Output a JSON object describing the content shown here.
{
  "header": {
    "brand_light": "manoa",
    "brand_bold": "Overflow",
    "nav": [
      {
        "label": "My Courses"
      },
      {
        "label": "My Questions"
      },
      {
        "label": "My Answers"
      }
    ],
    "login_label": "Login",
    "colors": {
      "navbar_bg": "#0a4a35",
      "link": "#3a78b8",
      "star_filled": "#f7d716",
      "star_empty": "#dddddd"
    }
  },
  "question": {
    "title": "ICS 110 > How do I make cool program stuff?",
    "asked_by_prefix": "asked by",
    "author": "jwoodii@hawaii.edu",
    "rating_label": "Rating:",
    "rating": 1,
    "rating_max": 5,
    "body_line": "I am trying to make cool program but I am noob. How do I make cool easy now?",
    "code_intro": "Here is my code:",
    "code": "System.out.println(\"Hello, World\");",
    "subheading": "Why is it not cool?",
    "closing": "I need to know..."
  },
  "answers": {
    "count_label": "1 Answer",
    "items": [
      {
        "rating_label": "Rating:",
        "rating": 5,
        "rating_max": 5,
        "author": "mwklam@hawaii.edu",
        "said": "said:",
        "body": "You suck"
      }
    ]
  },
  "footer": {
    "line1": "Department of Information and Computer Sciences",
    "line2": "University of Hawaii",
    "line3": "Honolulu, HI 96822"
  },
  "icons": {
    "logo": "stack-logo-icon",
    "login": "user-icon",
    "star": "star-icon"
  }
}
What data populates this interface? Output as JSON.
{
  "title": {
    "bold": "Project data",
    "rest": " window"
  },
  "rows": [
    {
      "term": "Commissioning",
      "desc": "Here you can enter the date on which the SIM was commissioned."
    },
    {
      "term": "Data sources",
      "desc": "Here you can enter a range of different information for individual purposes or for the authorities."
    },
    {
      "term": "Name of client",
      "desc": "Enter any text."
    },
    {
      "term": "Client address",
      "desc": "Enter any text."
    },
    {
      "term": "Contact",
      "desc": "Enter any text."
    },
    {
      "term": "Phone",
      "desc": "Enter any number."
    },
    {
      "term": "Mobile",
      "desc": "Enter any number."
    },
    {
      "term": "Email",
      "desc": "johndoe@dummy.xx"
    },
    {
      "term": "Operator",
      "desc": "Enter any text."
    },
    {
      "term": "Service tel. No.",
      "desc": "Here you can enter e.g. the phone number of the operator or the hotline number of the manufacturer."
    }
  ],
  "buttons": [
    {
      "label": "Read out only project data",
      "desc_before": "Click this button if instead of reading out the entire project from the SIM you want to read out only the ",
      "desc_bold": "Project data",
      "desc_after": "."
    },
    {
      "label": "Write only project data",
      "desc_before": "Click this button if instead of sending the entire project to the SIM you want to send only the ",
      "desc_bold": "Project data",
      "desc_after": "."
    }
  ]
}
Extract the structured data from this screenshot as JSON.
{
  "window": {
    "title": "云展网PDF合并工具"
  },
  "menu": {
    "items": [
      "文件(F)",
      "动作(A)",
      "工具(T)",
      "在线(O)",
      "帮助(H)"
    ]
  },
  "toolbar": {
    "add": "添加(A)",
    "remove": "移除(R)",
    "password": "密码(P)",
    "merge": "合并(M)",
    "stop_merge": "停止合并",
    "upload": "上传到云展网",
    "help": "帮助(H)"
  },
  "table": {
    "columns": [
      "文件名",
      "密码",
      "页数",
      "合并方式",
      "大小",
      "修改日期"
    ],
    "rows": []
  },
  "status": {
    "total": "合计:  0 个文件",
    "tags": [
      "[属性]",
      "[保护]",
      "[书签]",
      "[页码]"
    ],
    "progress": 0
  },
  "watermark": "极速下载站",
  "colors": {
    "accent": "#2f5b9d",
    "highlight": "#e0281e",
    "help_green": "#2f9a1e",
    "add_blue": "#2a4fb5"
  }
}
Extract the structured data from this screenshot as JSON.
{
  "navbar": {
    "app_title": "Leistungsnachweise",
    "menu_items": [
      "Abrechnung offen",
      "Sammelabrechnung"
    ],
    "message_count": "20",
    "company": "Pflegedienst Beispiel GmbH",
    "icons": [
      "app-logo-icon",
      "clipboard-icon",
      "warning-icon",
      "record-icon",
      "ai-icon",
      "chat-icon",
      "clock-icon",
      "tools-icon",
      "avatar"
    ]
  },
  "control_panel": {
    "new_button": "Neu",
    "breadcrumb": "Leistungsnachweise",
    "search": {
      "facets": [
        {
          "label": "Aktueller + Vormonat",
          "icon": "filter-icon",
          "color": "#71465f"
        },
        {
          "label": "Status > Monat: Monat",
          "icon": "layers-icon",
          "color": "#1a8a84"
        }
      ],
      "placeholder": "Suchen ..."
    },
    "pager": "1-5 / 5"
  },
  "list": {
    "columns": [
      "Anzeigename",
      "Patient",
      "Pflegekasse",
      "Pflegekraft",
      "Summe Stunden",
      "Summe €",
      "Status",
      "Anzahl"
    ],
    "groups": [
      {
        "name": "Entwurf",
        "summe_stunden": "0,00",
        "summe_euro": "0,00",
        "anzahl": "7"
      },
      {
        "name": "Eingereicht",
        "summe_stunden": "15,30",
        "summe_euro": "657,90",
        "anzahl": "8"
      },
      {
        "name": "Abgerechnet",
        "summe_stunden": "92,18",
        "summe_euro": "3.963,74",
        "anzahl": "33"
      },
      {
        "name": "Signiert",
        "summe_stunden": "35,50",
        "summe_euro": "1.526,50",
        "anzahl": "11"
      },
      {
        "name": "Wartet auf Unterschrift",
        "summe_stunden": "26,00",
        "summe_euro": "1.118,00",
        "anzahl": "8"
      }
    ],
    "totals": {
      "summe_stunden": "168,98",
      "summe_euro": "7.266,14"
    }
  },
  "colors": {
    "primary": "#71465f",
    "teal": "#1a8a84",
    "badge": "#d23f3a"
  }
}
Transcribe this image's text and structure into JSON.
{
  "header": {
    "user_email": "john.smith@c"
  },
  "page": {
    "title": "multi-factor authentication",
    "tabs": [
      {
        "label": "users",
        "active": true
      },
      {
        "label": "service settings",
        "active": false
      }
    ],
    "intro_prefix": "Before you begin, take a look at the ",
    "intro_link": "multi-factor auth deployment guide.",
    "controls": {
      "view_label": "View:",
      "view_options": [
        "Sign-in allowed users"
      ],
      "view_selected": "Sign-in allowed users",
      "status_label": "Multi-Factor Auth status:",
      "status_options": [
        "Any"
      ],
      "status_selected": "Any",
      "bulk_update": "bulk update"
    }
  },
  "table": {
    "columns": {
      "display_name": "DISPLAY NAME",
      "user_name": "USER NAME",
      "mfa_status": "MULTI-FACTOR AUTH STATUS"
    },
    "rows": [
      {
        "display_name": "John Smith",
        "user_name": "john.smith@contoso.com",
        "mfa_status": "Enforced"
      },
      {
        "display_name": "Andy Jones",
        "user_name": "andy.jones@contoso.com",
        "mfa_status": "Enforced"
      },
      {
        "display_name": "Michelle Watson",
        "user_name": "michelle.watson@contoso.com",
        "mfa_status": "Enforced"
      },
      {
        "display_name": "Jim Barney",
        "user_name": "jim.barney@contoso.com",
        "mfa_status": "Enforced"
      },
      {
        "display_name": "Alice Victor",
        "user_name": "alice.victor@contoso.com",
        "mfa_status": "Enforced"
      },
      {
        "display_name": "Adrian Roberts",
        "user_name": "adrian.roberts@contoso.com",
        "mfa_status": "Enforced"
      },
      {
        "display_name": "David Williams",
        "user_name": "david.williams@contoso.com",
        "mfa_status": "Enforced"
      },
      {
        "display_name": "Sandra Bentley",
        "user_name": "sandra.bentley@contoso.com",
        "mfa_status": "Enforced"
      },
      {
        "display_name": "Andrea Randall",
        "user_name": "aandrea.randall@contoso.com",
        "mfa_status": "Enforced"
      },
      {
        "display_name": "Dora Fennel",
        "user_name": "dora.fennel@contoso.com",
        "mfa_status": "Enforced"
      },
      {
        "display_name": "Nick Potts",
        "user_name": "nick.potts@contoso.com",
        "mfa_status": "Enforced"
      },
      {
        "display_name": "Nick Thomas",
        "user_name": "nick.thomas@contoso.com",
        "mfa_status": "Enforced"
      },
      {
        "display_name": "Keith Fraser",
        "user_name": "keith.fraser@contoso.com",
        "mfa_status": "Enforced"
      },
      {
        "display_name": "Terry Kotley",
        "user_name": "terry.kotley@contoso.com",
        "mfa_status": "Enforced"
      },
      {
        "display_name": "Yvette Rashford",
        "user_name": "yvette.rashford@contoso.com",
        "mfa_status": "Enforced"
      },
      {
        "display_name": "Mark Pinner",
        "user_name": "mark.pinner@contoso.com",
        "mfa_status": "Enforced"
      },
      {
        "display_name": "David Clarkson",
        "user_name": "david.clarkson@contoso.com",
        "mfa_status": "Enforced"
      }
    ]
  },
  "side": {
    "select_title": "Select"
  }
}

+---+

Report each line of the material above where the word "entire" appears.

      "desc_before": "Click this button if instead of reading out the entire project from the SIM you want to read out only the ",
      "desc_before": "Click this button if instead of sending the entire project to the SIM you want to send only the ",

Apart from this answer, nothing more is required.